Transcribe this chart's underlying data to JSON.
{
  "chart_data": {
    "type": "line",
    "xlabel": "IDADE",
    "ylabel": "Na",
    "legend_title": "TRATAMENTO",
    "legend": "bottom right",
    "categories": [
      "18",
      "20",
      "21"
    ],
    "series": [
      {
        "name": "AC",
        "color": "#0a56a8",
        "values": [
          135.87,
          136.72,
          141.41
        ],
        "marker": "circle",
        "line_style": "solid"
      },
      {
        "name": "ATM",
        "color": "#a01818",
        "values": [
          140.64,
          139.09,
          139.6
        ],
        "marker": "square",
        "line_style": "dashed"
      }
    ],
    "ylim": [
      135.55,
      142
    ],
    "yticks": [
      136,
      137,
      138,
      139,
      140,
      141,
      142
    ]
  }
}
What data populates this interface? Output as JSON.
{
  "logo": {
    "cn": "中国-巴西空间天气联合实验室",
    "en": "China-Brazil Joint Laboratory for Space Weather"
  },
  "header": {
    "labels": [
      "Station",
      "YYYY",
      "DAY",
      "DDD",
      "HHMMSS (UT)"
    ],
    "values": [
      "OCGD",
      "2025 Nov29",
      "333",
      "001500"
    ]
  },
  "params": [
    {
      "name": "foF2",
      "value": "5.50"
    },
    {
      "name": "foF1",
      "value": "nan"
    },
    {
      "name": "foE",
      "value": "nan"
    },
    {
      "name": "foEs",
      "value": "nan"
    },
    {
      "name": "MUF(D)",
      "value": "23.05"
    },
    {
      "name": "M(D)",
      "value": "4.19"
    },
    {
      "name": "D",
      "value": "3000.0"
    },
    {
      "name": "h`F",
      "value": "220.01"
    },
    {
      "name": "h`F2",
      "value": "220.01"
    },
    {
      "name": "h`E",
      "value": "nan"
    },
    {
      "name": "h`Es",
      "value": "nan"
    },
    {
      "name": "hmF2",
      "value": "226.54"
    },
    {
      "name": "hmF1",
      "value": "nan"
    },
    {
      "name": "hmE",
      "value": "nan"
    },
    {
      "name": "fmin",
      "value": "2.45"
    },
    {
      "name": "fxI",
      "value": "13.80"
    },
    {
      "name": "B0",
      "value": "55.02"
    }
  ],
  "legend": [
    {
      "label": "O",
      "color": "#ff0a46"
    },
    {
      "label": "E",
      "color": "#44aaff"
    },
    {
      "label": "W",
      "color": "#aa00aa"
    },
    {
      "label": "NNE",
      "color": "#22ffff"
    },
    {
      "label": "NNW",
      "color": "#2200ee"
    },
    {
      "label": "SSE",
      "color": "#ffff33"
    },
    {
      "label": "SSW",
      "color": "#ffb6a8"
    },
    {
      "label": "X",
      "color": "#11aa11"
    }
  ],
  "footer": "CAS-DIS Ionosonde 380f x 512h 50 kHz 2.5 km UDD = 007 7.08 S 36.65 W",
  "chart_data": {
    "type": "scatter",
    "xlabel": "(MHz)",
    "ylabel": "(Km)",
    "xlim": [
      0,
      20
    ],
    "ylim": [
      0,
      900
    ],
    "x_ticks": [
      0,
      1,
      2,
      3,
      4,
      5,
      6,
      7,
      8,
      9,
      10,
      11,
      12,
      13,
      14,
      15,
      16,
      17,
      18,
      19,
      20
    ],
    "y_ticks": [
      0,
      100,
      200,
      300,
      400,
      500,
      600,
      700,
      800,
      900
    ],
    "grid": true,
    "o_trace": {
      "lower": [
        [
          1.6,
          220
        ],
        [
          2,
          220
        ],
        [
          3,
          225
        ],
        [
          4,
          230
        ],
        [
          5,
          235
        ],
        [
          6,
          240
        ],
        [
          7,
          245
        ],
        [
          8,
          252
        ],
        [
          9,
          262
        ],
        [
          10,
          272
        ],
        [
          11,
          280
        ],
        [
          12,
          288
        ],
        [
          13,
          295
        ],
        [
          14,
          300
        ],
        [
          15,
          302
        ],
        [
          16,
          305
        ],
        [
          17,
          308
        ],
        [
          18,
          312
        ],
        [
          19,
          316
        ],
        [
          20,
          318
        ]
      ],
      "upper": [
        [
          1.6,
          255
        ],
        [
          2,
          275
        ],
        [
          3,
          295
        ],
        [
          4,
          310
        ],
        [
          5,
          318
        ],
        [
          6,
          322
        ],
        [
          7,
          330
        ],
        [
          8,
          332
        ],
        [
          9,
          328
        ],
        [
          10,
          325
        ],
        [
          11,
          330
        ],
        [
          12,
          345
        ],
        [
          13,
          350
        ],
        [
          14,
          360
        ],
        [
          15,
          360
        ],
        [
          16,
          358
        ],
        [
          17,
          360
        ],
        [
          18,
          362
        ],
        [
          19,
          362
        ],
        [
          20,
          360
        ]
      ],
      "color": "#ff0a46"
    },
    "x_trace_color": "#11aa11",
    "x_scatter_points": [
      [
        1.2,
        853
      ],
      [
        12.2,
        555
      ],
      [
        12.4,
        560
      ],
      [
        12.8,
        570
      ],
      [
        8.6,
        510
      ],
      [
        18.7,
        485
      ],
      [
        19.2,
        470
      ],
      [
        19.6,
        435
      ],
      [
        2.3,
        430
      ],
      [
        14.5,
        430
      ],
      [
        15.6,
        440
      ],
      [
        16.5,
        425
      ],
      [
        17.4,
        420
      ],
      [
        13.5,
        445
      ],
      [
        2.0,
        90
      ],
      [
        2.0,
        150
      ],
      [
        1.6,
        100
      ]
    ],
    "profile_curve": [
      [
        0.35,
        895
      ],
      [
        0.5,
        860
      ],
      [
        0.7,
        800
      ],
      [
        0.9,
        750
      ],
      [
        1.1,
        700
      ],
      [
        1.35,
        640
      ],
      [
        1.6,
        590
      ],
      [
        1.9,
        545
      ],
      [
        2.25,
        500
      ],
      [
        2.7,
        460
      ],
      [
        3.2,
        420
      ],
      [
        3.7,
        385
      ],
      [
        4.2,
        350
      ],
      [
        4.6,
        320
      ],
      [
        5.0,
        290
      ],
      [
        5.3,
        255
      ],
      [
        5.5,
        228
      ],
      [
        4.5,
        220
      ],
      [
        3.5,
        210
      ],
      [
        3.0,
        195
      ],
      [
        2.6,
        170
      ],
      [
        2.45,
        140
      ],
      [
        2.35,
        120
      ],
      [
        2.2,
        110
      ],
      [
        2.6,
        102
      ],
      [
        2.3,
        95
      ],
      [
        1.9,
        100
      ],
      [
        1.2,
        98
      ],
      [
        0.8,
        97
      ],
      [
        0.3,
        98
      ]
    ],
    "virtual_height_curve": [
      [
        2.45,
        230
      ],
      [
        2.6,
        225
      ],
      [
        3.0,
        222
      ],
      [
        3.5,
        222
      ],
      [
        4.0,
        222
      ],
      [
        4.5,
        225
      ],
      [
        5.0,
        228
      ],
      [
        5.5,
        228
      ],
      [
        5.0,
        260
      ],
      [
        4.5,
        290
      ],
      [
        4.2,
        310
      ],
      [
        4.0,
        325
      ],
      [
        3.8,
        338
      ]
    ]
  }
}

++++++++

What to work on: Each record should come back exactly as written.

Output for this exercise:
Transcribe this chart's underlying data to JSON.
{
  "chart_data": {
    "type": "line",
    "xlabel": "IDADE",
    "ylabel": "Na",
    "legend_title": "TRATAMENTO",
    "legend": "bottom right",
    "categories": [
      "18",
      "20",
      "21"
    ],
    "series": [
      {
        "name": "AC",
        "color": "#0a56a8",
        "values": [
          135.87,
          136.72,
          141.41
        ],
        "marker": "circle",
        "line_style": "solid"
      },
      {
        "name": "ATM",
        "color": "#a01818",
        "values": [
          140.64,
          139.09,
          139.6
        ],
        "marker": "square",
        "line_style": "dashed"
      }
    ],
    "ylim": [
      135.55,
      142
    ],
    "yticks": [
      136,
      137,
      138,
      139,
      140,
      141,
      142
    ]
  }
}
What data populates this interface? Output as JSON.
{
  "logo": {
    "cn": "中国-巴西空间天气联合实验室",
    "en": "China-Brazil Joint Laboratory for Space Weather"
  },
  "header": {
    "labels": [
      "Station",
      "YYYY",
      "DAY",
      "DDD",
      "HHMMSS (UT)"
    ],
    "values": [
      "OCGD",
      "2025 Nov29",
      "333",
      "001500"
    ]
  },
  "params": [
    {
      "name": "foF2",
      "value": "5.50"
    },
    {
      "name": "foF1",
      "value": "nan"
    },
    {
      "name": "foE",
      "value": "nan"
    },
    {
      "name": "foEs",
      "value": "nan"
    },
    {
      "name": "MUF(D)",
      "value": "23.05"
    },
    {
      "name": "M(D)",
      "value": "4.19"
    },
    {
      "name": "D",
      "value": "3000.0"
    },
    {
      "name": "h`F",
      "value": "220.01"
    },
    {
      "name": "h`F2",
      "value": "220.01"
    },
    {
      "name": "h`E",
      "value": "nan"
    },
    {
      "name": "h`Es",
      "value": "nan"
    },
    {
      "name": "hmF2",
      "value": "226.54"
    },
    {
      "name": "hmF1",
      "value": "nan"
    },
    {
      "name": "hmE",
      "value": "nan"
    },
    {
      "name": "fmin",
      "value": "2.45"
    },
    {
      "name": "fxI",
      "value": "13.80"
    },
    {
      "name": "B0",
      "value": "55.02"
    }
  ],
  "legend": [
    {
      "label": "O",
      "color": "#ff0a46"
    },
    {
      "label": "E",
      "color": "#44aaff"
    },
    {
      "label": "W",
      "color": "#aa00aa"
    },
    {
      "label": "NNE",
      "color": "#22ffff"
    },
    {
      "label": "NNW",
      "color": "#2200ee"
    },
    {
      "label": "SSE",
      "color": "#ffff33"
    },
    {
      "label": "SSW",
      "color": "#ffb6a8"
    },
    {
      "label": "X",
      "color": "#11aa11"
    }
  ],
  "footer": "CAS-DIS Ionosonde 380f x 512h 50 kHz 2.5 km UDD = 007 7.08 S 36.65 W",
  "chart_data": {
    "type": "scatter",
    "xlabel": "(MHz)",
    "ylabel": "(Km)",
    "xlim": [
      0,
      20
    ],
    "ylim": [
      0,
      900
    ],
    "x_ticks": [
      0,
      1,
      2,
      3,
      4,
      5,
      6,
      7,
      8,
      9,
      10,
      11,
      12,
      13,
      14,
      15,
      16,
      17,
      18,
      19,
      20
    ],
    "y_ticks": [
      0,
      100,
      200,
      300,
      400,
      500,
      600,
      700,
      800,
      900
    ],
    "grid": true,
    "o_trace": {
      "lower": [
        [
          1.6,
          220
        ],
        [
          2,
          220
        ],
        [
          3,
          225
        ],
        [
          4,
          230
        ],
        [
          5,
          235
        ],
        [
          6,
          240
        ],
        [
          7,
          245
        ],
        [
          8,
          252
        ],
        [
          9,
          262
        ],
        [
          10,
          272
        ],
        [
          11,
          280
        ],
        [
          12,
          288
        ],
        [
          13,
          295
        ],
        [
          14,
          300
        ],
        [
          15,
          302
        ],
        [
          16,
          305
        ],
        [
          17,
          308
        ],
        [
          18,
          312
        ],
        [
          19,
          316
        ],
        [
          20,
          318
        ]
      ],
      "upper": [
        [
          1.6,
          255
        ],
        [
          2,
          275
        ],
        [
          3,
          295
        ],
        [
          4,
          310
        ],
        [
          5,
          318
        ],
        [
          6,
          322
        ],
        [
          7,
          330
        ],
        [
          8,
          332
        ],
        [
          9,
          328
        ],
        [
          10,
          325
        ],
        [
          11,
          330
        ],
        [
          12,
          345
        ],
        [
          13,
          350
        ],
        [
          14,
          360
        ],
        [
          15,
          360
        ],
        [
          16,
          358
        ],
        [
          17,
          360
        ],
        [
          18,
          362
        ],
        [
          19,
          362
        ],
        [
          20,
          360
        ]
      ],
      "color": "#ff0a46"
    },
    "x_trace_color": "#11aa11",
    "x_scatter_points": [
      [
        1.2,
        853
      ],
      [
        12.2,
        555
      ],
      [
        12.4,
        560
      ],
      [
        12.8,
        570
      ],
      [
        8.6,
        510
      ],
      [
        18.7,
        485
      ],
      [
        19.2,
        470
      ],
      [
        19.6,
        435
      ],
      [
        2.3,
        430
      ],
      [
        14.5,
        430
      ],
      [
        15.6,
        440
      ],
      [
        16.5,
        425
      ],
      [
        17.4,
        420
      ],
      [
        13.5,
        445
      ],
      [
        2.0,
        90
      ],
      [
        2.0,
        150
      ],
      [
        1.6,
        100
      ]
    ],
    "profile_curve": [
      [
        0.35,
        895
      ],
      [
        0.5,
        860
      ],
      [
        0.7,
        800
      ],
      [
        0.9,
        750
      ],
      [
        1.1,
        700
      ],
      [
        1.35,
        640
      ],
      [
        1.6,
        590
      ],
      [
        1.9,
        545
      ],
      [
        2.25,
        500
      ],
      [
        2.7,
        460
      ],
      [
        3.2,
        420
      ],
      [
        3.7,
        385
      ],
      [
        4.2,
        350
      ],
      [
        4.6,
        320
      ],
      [
        5.0,
        290
      ],
      [
        5.3,
        255
      ],
      [
        5.5,
        228
      ],
      [
        4.5,
        220
      ],
      [
        3.5,
        210
      ],
      [
        3.0,
        195
      ],
      [
        2.6,
        170
      ],
      [
        2.45,
        140
      ],
      [
        2.35,
        120
      ],
      [
        2.2,
        110
      ],
      [
        2.6,
        102
      ],
      [
        2.3,
        95
      ],
      [
        1.9,
        100
      ],
      [
        1.2,
        98
      ],
      [
        0.8,
        97
      ],
      [
        0.3,
        98
      ]
    ],
    "virtual_height_curve": [
      [
        2.45,
        230
      ],
      [
        2.6,
        225
      ],
      [
        3.0,
        222
      ],
      [
        3.5,
        222
      ],
      [
        4.0,
        222
      ],
      [
        4.5,
        225
      ],
      [
        5.0,
        228
      ],
      [
        5.5,
        228
      ],
      [
        5.0,
        260
      ],
      [
        4.5,
        290
      ],
      [
        4.2,
        310
      ],
      [
        4.0,
        325
      ],
      [
        3.8,
        338
      ]
    ]
  }
}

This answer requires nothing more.